Estratto della pagina ->

================================

INSEGNARE E APPRENDERE
Verso il cerchio

Nel documento delle 95 tesi (che abbiamo presentato in un precedente post) il collettivo Rinascimento Studentesco del Piemonte ha indicato in quale direzione a suo avviso dovrebbe avvenire il cambiamento nella scuola italiana.
Tra quelle tesi  ve ne sono alcune che richiamano l’attenzione sulla cruciale questione dell’apprendimento e, di conseguenza, sui metodi di insegnamento. Si tratta, in particolare, dei seguenti enunciati:

  • Un sistema di valutazione che non riduca lo studente a un voto (estendere a ogni ordine e grado la nuova metodologia delle elementari)
  • Integrare sistematicamente i programmi, diminuendo la frontalità delle lezioni, con gite scolastiche, musei e conferenze
  • Disposizione delle classi più inclusiva e coinvolgente possibile, allontanarsi dalla “retta” per andare verso il “cerchio”
  • Insegnare, già dalle elementari, a lavorare sul proprio metodo di studio
  • Abituare fin dalle elementari a lavorare in gruppo e confrontarsi
  • Ridisegnare l’esame di maturità (anche in seguito a una rivalutazione dei programmi) in modo che gli studenti, durante il suo svolgimento, possano fare emergere non solo le competenze, ma anche le peculiarità del percorso di crescita a cui sono andati incontro.
  • Assumere e formare pedagogisti che integrino l’aspetto umano relativo all’educazione, seguendo soprattutto le parti relative alle metodologie di apprendimento
  • Mai più lezioni registrate: la didattica presuppone la presenza dell’insegnante in real time
  • Una scuola in cui, per dirla come Plutarco, la mente (dello studente) non ha bisogno, come un vaso, di essere riempita, ma, come legna da ardere, ha bisogno di una scintilla che l’accenda e che vi infonda l’impulso alla ricerca e il desiderio della verità
  • Valutazione dell’arredo di cui devono essere dotate le classi in base alle esigenze dell’apprendimento
  • Ripensare l’attività didattica e ridurre i tempi della spiegazione frontale tenendo conto dei tempi medi di attenzione (il picco si ha tra i 10 e i 15 minuti per azzerarsi poi dopo i 40)
  • Le ore devono essere divise in cicli nei quali l’insegnamento passivo venga alternato, con criterio, all’insegnamento attivo.

================================

Righe fornite ->
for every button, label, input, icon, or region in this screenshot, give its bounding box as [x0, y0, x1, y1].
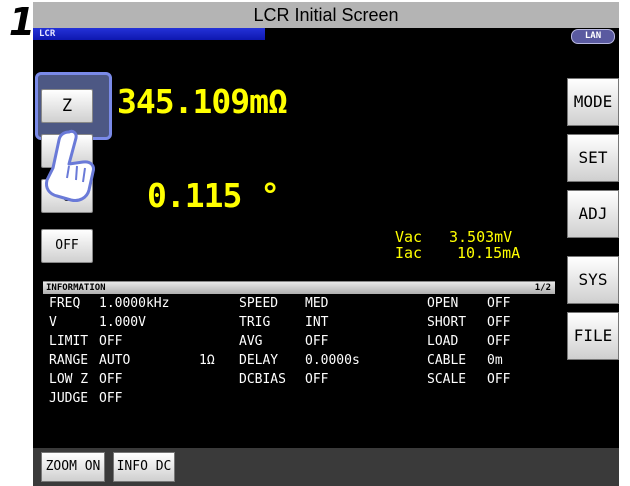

================================

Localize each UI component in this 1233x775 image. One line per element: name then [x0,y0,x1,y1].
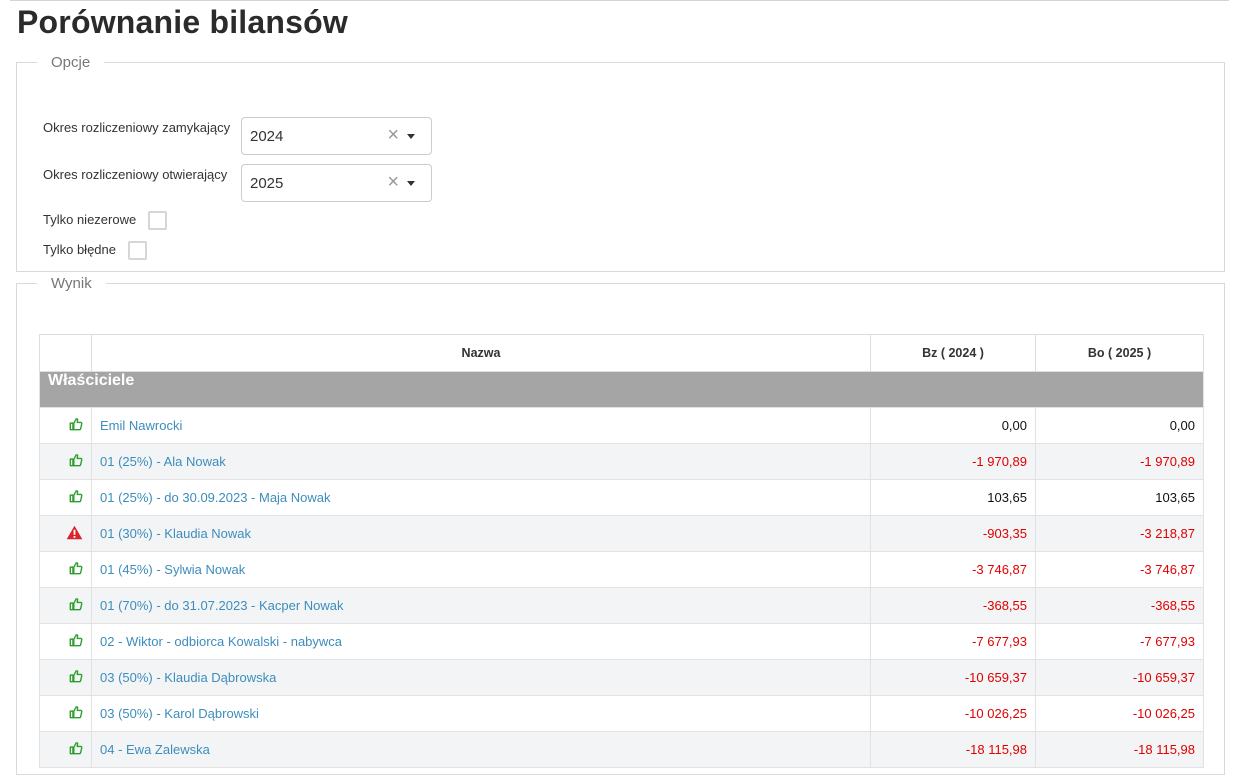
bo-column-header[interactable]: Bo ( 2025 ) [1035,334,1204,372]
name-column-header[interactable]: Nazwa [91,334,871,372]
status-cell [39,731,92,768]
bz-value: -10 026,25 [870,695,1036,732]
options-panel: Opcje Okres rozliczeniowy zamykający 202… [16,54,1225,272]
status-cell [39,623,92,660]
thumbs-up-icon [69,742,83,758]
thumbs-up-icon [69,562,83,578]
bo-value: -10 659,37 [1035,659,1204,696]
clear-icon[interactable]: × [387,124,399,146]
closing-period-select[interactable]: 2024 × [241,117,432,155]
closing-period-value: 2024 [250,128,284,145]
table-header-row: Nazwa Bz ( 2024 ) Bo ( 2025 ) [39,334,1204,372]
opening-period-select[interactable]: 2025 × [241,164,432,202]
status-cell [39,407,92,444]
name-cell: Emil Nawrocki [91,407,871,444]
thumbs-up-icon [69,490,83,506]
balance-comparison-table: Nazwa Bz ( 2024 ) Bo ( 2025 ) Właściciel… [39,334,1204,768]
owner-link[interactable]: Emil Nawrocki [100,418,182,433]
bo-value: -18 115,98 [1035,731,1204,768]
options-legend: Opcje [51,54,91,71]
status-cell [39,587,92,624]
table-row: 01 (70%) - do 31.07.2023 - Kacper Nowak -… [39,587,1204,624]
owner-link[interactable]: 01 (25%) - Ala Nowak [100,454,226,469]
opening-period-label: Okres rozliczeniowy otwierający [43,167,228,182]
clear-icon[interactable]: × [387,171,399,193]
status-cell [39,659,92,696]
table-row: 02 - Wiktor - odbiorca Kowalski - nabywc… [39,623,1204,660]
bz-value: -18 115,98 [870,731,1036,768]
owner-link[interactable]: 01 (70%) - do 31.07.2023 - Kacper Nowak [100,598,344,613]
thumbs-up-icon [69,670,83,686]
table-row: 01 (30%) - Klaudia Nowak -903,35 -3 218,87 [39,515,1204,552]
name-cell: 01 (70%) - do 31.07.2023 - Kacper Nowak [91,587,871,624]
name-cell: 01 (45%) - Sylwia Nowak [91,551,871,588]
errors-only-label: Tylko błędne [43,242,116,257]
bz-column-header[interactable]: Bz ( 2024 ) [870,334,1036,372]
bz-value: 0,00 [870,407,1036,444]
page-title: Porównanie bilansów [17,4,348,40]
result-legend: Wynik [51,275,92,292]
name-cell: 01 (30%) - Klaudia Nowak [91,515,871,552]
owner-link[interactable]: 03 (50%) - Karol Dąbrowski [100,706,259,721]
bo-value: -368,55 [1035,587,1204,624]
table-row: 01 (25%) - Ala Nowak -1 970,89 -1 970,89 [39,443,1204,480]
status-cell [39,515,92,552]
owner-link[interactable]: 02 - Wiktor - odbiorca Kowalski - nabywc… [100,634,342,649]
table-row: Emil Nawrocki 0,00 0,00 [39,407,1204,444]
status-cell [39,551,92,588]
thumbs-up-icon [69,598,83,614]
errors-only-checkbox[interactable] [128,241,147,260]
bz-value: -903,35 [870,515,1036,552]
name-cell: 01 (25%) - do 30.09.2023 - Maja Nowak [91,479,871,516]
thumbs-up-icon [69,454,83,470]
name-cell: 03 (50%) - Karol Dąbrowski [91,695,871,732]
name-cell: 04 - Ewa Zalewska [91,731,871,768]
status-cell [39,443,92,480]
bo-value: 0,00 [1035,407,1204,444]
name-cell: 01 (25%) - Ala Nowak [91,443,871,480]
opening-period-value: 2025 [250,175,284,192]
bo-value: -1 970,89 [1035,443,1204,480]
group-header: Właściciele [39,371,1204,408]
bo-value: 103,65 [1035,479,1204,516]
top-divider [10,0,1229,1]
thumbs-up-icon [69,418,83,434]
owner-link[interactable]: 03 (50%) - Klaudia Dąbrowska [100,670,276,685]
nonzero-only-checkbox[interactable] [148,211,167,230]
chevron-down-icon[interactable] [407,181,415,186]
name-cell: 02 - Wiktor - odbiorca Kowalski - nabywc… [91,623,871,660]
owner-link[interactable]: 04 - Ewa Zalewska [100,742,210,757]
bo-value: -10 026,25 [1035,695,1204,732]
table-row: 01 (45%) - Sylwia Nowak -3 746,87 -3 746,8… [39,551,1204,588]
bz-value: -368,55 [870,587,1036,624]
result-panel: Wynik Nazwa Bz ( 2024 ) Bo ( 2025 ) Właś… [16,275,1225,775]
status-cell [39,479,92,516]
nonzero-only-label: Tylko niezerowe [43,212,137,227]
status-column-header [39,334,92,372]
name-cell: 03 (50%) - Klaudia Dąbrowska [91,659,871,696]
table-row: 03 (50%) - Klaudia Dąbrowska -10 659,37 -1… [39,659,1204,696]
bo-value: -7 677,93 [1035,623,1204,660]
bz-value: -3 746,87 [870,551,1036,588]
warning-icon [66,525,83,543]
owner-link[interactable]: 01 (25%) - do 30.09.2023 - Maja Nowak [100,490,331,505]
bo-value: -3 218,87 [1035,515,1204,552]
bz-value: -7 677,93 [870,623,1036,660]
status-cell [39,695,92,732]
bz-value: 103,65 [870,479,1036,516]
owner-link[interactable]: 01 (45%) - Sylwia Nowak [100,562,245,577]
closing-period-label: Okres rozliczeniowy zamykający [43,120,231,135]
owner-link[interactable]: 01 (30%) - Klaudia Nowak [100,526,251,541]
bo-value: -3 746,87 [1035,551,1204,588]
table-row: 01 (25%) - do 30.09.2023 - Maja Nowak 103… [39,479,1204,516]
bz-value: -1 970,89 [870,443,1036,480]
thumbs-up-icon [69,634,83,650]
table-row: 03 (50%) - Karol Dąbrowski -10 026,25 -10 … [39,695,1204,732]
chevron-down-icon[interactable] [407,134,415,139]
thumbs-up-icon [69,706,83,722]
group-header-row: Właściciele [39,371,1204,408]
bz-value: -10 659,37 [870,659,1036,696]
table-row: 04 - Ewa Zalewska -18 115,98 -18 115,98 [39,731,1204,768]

================================

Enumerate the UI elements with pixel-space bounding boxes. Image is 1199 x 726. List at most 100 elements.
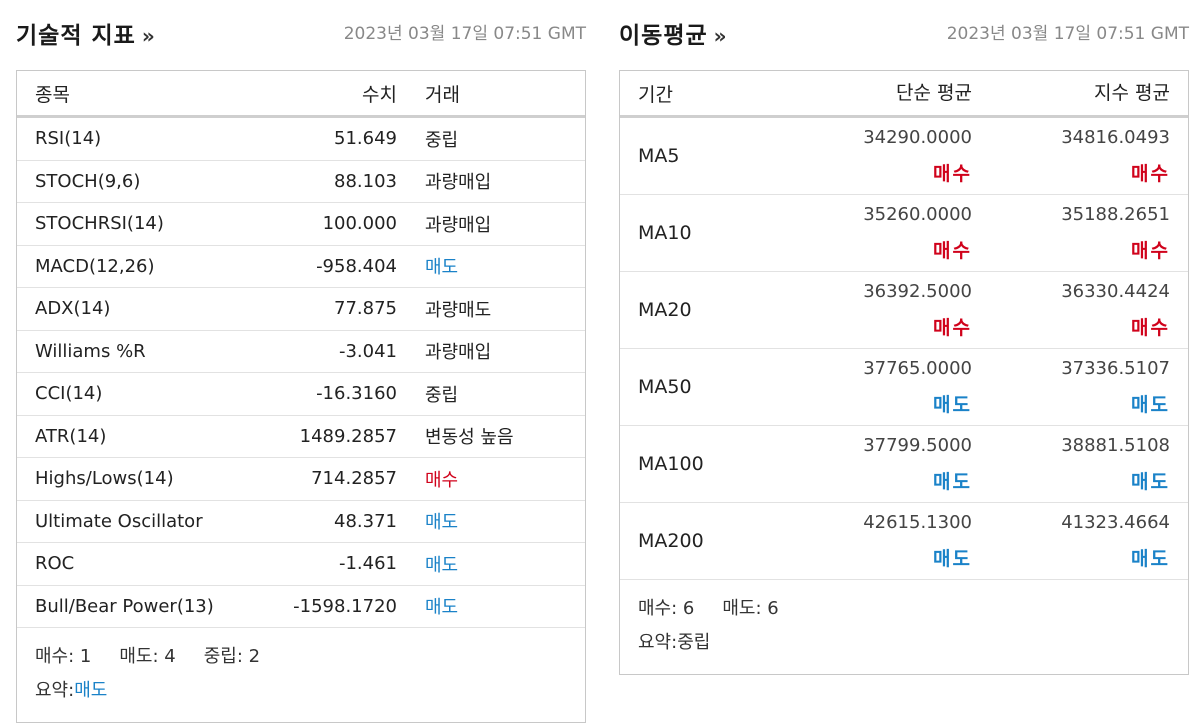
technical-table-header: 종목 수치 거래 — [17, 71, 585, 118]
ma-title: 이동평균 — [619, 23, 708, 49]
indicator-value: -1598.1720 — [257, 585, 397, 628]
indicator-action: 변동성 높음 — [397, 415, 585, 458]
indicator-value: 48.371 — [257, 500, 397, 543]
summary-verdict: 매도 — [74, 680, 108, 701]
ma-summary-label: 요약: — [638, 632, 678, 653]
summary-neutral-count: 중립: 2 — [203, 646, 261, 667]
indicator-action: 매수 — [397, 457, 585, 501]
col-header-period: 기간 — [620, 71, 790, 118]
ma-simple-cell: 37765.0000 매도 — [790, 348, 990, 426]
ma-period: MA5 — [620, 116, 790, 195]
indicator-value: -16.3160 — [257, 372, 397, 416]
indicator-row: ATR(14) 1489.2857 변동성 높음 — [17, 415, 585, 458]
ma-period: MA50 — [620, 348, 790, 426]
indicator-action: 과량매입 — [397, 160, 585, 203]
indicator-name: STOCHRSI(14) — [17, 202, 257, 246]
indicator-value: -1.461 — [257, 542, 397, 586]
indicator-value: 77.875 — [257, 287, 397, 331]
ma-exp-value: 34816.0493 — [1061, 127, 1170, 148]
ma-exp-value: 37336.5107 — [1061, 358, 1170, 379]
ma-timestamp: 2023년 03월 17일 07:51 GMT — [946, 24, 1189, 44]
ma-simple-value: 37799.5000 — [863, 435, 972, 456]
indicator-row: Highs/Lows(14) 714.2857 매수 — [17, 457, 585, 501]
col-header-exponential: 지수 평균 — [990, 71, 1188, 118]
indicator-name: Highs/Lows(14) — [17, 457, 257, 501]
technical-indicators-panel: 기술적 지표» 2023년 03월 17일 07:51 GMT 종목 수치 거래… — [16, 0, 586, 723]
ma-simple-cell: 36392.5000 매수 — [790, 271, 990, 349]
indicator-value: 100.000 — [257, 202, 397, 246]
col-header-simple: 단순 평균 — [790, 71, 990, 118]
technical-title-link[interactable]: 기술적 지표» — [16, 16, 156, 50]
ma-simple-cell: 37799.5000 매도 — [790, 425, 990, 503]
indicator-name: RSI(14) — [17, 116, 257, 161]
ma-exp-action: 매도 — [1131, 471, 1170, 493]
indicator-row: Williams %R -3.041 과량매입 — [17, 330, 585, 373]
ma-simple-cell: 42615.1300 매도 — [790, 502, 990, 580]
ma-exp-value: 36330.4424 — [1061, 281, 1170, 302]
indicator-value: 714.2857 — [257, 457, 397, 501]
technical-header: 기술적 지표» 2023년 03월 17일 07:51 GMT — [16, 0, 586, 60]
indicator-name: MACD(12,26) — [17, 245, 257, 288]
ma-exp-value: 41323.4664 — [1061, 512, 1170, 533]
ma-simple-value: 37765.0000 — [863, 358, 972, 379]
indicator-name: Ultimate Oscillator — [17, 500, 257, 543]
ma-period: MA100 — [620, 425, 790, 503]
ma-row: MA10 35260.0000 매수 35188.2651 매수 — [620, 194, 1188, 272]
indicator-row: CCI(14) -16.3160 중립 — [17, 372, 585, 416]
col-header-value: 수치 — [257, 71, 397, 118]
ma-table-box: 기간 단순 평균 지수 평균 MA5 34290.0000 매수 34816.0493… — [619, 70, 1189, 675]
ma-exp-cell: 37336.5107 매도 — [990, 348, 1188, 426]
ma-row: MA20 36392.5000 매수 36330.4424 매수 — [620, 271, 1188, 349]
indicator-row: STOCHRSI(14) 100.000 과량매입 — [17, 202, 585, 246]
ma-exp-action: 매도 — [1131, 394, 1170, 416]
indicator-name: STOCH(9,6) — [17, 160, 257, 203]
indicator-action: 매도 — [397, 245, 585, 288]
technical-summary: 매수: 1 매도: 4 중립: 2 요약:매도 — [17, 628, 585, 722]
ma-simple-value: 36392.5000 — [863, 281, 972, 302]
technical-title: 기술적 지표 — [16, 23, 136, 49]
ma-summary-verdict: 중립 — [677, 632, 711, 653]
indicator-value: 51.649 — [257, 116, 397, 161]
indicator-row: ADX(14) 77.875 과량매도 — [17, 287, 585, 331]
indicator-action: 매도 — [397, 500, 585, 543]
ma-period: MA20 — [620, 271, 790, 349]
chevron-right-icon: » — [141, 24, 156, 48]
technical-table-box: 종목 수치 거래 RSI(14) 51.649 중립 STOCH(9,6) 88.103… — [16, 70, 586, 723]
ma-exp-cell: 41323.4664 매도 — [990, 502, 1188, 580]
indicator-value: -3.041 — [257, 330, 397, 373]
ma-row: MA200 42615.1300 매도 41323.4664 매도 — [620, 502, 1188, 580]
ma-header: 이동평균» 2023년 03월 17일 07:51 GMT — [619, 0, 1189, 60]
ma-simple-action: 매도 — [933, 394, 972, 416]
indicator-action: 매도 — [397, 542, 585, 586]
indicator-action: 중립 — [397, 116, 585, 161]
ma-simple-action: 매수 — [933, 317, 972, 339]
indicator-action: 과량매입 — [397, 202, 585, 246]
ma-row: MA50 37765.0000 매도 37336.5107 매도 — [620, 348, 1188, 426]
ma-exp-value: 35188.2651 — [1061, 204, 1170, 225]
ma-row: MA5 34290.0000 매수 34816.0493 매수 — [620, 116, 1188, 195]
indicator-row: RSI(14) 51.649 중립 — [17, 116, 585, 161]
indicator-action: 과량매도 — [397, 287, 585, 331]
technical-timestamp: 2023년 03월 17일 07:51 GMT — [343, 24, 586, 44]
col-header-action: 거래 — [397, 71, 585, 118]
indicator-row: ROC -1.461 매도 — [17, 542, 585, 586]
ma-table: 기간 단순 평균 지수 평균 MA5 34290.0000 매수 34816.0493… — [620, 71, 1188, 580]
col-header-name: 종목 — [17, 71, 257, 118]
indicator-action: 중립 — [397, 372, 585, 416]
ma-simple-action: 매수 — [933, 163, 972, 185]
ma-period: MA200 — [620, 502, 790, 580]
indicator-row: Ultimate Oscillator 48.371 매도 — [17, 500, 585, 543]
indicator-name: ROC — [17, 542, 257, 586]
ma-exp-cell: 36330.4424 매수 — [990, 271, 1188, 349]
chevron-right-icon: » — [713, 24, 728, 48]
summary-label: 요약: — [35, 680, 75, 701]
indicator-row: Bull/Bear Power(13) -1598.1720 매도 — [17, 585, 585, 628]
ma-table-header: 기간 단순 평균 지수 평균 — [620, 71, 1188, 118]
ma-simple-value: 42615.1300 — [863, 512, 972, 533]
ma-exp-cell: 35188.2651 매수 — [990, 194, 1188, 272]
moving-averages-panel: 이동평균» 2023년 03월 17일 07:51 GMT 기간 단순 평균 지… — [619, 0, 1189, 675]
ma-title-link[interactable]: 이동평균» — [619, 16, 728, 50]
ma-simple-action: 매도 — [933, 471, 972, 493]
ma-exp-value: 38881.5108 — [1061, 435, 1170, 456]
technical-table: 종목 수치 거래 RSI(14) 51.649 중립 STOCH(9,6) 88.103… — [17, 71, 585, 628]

================================

Consegna scritta A -> Nell'estratto della pagina, dopo quanti minuti si azzerano i tempi medi di attenzione?
Consegna scritta B -> Ricopia dall'estratto della pagina la parte che si apre con le parole "Nel documento delle" e si chiude con "nella scuola italiana.".

Risultato A -> Dopo i 40 minuti.

Risultato B ->
Nel documento delle 95 tesi (che abbiamo presentato in un precedente post) il collettivo Rinascimento Studentesco del Piemonte ha indicato in quale direzione a suo avviso dovrebbe avvenire il cambiamento nella scuola italiana.